----- WORKING DATA -----
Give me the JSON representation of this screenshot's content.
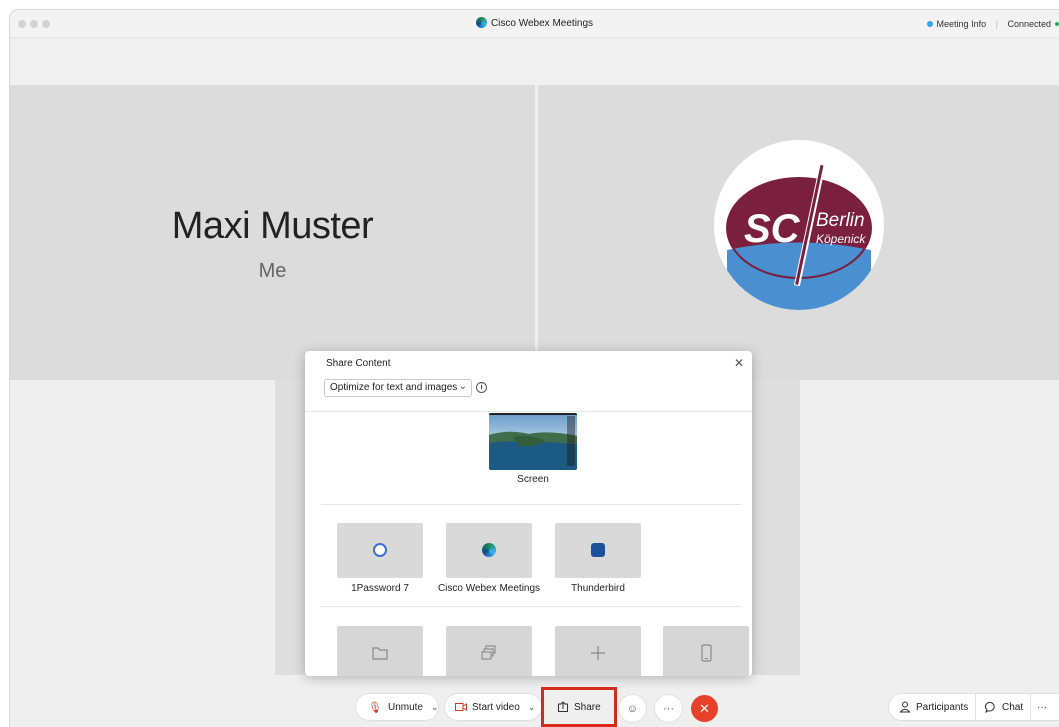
{
  "window": {
    "title": "Cisco Webex Meetings",
    "meeting_info": "Meeting Info",
    "status": "Connected"
  },
  "participants": {
    "self_name": "Maxi Muster",
    "self_tag": "Me",
    "remote_logo_text_main": "SC",
    "remote_logo_text_city": "Berlin",
    "remote_logo_text_district": "Köpenick"
  },
  "share_dialog": {
    "title": "Share Content",
    "close_icon": "close-icon",
    "optimize_value": "Optimize for text and images",
    "screen_label": "Screen",
    "apps": [
      {
        "label": "1Password 7",
        "icon": "1password-icon",
        "color": "#3b6fd6"
      },
      {
        "label": "Cisco Webex Meetings",
        "icon": "webex-icon",
        "color": "#1f8a4c"
      },
      {
        "label": "Thunderbird",
        "icon": "thunderbird-icon",
        "color": "#1d4f9c"
      }
    ],
    "tiles": [
      "folder-icon",
      "windows-icon",
      "plus-icon",
      "mobile-device-icon"
    ]
  },
  "toolbar": {
    "unmute": "Unmute",
    "start_video": "Start video",
    "share": "Share",
    "more": "···",
    "participants": "Participants",
    "chat": "Chat",
    "overflow": "···"
  },
  "colors": {
    "leave_red": "#e5412b",
    "highlight_red": "#d72b19",
    "logo_maroon": "#7a1f3d",
    "logo_blue": "#4a8fd0"
  }
}
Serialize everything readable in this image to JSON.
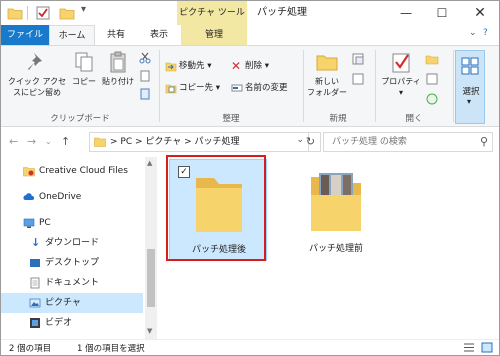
-----
TASK DESCRIPTION: Without the pictures, write out the whole listing above exactly as it appears.

WRITTEN SOLUTION:
Give me the JSON representation of this screenshot's content.
{
  "window": {
    "title": "Cisco Webex Meetings",
    "meeting_info": "Meeting Info",
    "status": "Connected"
  },
  "participants": {
    "self_name": "Maxi Muster",
    "self_tag": "Me",
    "remote_logo_text_main": "SC",
    "remote_logo_text_city": "Berlin",
    "remote_logo_text_district": "Köpenick"
  },
  "share_dialog": {
    "title": "Share Content",
    "close_icon": "close-icon",
    "optimize_value": "Optimize for text and images",
    "screen_label": "Screen",
    "apps": [
      {
        "label": "1Password 7",
        "icon": "1password-icon",
        "color": "#3b6fd6"
      },
      {
        "label": "Cisco Webex Meetings",
        "icon": "webex-icon",
        "color": "#1f8a4c"
      },
      {
        "label": "Thunderbird",
        "icon": "thunderbird-icon",
        "color": "#1d4f9c"
      }
    ],
    "tiles": [
      "folder-icon",
      "windows-icon",
      "plus-icon",
      "mobile-device-icon"
    ]
  },
  "toolbar": {
    "unmute": "Unmute",
    "start_video": "Start video",
    "share": "Share",
    "more": "···",
    "participants": "Participants",
    "chat": "Chat",
    "overflow": "···"
  },
  "colors": {
    "leave_red": "#e5412b",
    "highlight_red": "#d72b19",
    "logo_maroon": "#7a1f3d",
    "logo_blue": "#4a8fd0"
  }
}
Serialize everything readable in this image to JSON.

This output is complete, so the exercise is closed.